- TASK REQUIREMENTS
The entries below are to be written out again without alteration.

^^^^^^^^^^^^^^^^

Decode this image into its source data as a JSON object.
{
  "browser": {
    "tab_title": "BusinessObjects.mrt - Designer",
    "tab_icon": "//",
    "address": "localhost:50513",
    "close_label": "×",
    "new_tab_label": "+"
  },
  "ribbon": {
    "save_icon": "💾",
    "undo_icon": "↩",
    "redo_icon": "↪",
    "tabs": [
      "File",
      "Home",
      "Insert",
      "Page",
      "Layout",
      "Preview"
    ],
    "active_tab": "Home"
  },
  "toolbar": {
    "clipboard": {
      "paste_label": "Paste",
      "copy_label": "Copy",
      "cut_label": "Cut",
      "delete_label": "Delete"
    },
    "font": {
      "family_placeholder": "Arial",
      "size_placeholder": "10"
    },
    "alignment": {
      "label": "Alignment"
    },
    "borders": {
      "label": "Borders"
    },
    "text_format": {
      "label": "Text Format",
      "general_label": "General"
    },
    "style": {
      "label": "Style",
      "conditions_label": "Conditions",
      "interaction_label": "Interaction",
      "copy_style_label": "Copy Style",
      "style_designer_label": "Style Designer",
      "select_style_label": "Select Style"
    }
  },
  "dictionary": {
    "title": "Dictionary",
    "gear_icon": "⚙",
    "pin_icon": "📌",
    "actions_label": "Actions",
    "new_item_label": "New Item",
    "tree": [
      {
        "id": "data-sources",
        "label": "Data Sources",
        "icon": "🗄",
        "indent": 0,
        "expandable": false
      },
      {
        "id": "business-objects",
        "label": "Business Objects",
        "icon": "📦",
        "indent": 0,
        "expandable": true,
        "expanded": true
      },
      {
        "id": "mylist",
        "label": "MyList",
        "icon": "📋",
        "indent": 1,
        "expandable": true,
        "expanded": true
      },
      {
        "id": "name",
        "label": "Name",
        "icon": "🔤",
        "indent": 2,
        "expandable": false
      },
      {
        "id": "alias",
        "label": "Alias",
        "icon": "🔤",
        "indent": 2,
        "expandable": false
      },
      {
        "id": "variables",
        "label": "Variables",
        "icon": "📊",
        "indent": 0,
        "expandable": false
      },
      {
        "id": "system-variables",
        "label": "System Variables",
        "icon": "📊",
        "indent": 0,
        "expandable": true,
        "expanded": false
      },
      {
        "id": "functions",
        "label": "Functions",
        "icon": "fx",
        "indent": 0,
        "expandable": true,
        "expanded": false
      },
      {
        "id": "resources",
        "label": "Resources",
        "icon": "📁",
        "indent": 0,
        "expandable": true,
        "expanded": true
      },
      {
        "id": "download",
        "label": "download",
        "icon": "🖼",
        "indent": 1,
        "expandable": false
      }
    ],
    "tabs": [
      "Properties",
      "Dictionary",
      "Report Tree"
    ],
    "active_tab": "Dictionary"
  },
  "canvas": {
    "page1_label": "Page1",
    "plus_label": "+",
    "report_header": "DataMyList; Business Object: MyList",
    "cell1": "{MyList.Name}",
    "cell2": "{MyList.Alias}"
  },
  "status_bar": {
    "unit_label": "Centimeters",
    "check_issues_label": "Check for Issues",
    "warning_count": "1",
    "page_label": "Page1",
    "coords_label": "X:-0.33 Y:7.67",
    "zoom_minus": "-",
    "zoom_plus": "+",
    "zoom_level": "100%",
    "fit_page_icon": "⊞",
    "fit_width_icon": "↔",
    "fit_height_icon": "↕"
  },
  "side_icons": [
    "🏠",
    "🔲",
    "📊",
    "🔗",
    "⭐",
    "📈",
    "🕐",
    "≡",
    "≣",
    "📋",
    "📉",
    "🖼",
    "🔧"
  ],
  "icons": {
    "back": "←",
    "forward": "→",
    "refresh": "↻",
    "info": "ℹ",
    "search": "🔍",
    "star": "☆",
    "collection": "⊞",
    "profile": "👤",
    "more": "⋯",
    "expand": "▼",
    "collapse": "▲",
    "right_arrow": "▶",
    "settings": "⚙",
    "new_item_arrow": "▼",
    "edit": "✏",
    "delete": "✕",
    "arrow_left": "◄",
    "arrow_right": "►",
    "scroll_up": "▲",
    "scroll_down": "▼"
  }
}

^^^^^^^^^^^^^^^^

- COMPLETE OUTPUT
Decode this image into its source data as a JSON object.
{
  "browser": {
    "tab_title": "BusinessObjects.mrt - Designer",
    "tab_icon": "//",
    "address": "localhost:50513",
    "close_label": "×",
    "new_tab_label": "+"
  },
  "ribbon": {
    "save_icon": "💾",
    "undo_icon": "↩",
    "redo_icon": "↪",
    "tabs": [
      "File",
      "Home",
      "Insert",
      "Page",
      "Layout",
      "Preview"
    ],
    "active_tab": "Home"
  },
  "toolbar": {
    "clipboard": {
      "paste_label": "Paste",
      "copy_label": "Copy",
      "cut_label": "Cut",
      "delete_label": "Delete"
    },
    "font": {
      "family_placeholder": "Arial",
      "size_placeholder": "10"
    },
    "alignment": {
      "label": "Alignment"
    },
    "borders": {
      "label": "Borders"
    },
    "text_format": {
      "label": "Text Format",
      "general_label": "General"
    },
    "style": {
      "label": "Style",
      "conditions_label": "Conditions",
      "interaction_label": "Interaction",
      "copy_style_label": "Copy Style",
      "style_designer_label": "Style Designer",
      "select_style_label": "Select Style"
    }
  },
  "dictionary": {
    "title": "Dictionary",
    "gear_icon": "⚙",
    "pin_icon": "📌",
    "actions_label": "Actions",
    "new_item_label": "New Item",
    "tree": [
      {
        "id": "data-sources",
        "label": "Data Sources",
        "icon": "🗄",
        "indent": 0,
        "expandable": false
      },
      {
        "id": "business-objects",
        "label": "Business Objects",
        "icon": "📦",
        "indent": 0,
        "expandable": true,
        "expanded": true
      },
      {
        "id": "mylist",
        "label": "MyList",
        "icon": "📋",
        "indent": 1,
        "expandable": true,
        "expanded": true
      },
      {
        "id": "name",
        "label": "Name",
        "icon": "🔤",
        "indent": 2,
        "expandable": false
      },
      {
        "id": "alias",
        "label": "Alias",
        "icon": "🔤",
        "indent": 2,
        "expandable": false
      },
      {
        "id": "variables",
        "label": "Variables",
        "icon": "📊",
        "indent": 0,
        "expandable": false
      },
      {
        "id": "system-variables",
        "label": "System Variables",
        "icon": "📊",
        "indent": 0,
        "expandable": true,
        "expanded": false
      },
      {
        "id": "functions",
        "label": "Functions",
        "icon": "fx",
        "indent": 0,
        "expandable": true,
        "expanded": false
      },
      {
        "id": "resources",
        "label": "Resources",
        "icon": "📁",
        "indent": 0,
        "expandable": true,
        "expanded": true
      },
      {
        "id": "download",
        "label": "download",
        "icon": "🖼",
        "indent": 1,
        "expandable": false
      }
    ],
    "tabs": [
      "Properties",
      "Dictionary",
      "Report Tree"
    ],
    "active_tab": "Dictionary"
  },
  "canvas": {
    "page1_label": "Page1",
    "plus_label": "+",
    "report_header": "DataMyList; Business Object: MyList",
    "cell1": "{MyList.Name}",
    "cell2": "{MyList.Alias}"
  },
  "status_bar": {
    "unit_label": "Centimeters",
    "check_issues_label": "Check for Issues",
    "warning_count": "1",
    "page_label": "Page1",
    "coords_label": "X:-0.33 Y:7.67",
    "zoom_minus": "-",
    "zoom_plus": "+",
    "zoom_level": "100%",
    "fit_page_icon": "⊞",
    "fit_width_icon": "↔",
    "fit_height_icon": "↕"
  },
  "side_icons": [
    "🏠",
    "🔲",
    "📊",
    "🔗",
    "⭐",
    "📈",
    "🕐",
    "≡",
    "≣",
    "📋",
    "📉",
    "🖼",
    "🔧"
  ],
  "icons": {
    "back": "←",
    "forward": "→",
    "refresh": "↻",
    "info": "ℹ",
    "search": "🔍",
    "star": "☆",
    "collection": "⊞",
    "profile": "👤",
    "more": "⋯",
    "expand": "▼",
    "collapse": "▲",
    "right_arrow": "▶",
    "settings": "⚙",
    "new_item_arrow": "▼",
    "edit": "✏",
    "delete": "✕",
    "arrow_left": "◄",
    "arrow_right": "►",
    "scroll_up": "▲",
    "scroll_down": "▼"
  }
}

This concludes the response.